• Aim of the task:
Compile every line that includes the word "frac".

• Excerpted data:
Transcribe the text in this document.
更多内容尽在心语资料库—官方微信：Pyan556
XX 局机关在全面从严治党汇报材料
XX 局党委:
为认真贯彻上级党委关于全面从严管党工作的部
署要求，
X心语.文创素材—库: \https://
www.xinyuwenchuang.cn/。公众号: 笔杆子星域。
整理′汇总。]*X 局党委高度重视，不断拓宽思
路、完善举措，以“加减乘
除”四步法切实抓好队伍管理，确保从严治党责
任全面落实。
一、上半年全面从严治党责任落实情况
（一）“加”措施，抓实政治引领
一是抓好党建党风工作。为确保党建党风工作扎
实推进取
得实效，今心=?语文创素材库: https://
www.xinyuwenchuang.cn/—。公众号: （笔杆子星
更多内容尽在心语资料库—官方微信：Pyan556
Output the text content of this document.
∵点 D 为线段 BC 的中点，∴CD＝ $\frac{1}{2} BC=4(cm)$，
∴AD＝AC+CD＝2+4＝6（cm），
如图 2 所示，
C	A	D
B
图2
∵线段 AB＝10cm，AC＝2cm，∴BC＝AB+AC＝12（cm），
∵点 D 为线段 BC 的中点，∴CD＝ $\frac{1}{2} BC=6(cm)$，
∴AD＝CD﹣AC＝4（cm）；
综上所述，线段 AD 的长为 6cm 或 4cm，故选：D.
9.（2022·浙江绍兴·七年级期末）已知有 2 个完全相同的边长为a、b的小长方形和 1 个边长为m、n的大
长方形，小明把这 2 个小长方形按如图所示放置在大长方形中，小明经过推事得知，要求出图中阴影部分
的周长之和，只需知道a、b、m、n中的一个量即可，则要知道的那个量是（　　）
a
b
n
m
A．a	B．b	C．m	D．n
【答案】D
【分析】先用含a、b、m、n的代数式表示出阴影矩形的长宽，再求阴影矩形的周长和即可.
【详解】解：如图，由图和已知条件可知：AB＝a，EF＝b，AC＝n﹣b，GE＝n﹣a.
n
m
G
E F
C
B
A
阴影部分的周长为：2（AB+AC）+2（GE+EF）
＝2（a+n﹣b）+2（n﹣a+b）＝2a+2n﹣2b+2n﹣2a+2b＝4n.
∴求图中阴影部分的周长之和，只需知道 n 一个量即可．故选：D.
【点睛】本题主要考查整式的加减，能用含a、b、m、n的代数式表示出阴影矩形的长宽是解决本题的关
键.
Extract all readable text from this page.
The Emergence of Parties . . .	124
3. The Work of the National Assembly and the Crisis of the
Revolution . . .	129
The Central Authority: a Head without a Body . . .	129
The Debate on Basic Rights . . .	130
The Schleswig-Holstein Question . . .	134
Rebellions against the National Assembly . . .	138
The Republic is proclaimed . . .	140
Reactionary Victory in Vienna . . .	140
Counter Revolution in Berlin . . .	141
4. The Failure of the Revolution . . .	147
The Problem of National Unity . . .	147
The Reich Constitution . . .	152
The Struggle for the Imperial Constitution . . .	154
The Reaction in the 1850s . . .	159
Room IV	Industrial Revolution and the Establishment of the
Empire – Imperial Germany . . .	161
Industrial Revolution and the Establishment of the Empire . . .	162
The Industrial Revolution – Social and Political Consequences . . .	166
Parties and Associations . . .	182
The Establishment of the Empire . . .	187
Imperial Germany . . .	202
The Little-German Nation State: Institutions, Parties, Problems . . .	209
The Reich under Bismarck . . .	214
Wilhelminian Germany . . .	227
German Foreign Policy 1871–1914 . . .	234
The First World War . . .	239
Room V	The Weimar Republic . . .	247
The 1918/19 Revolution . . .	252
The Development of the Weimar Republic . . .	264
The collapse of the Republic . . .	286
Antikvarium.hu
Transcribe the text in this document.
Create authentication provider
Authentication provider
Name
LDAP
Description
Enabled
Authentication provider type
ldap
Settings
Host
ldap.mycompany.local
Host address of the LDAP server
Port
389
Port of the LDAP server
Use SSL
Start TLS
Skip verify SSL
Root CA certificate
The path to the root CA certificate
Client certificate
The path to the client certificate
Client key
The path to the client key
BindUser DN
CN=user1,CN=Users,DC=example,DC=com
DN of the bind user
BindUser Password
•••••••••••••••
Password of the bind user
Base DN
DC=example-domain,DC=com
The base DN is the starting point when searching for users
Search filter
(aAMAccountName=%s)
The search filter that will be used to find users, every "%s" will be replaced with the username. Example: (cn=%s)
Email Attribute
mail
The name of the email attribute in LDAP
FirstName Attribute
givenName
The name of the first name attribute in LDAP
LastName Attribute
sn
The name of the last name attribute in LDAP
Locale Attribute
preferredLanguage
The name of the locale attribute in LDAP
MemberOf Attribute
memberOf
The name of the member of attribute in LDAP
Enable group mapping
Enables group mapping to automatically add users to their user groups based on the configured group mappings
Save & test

• Response:
∵点 D 为线段 BC 的中点，∴CD＝ $\frac{1}{2} BC=4(cm)$，
∵点 D 为线段 BC 的中点，∴CD＝ $\frac{1}{2} BC=6(cm)$，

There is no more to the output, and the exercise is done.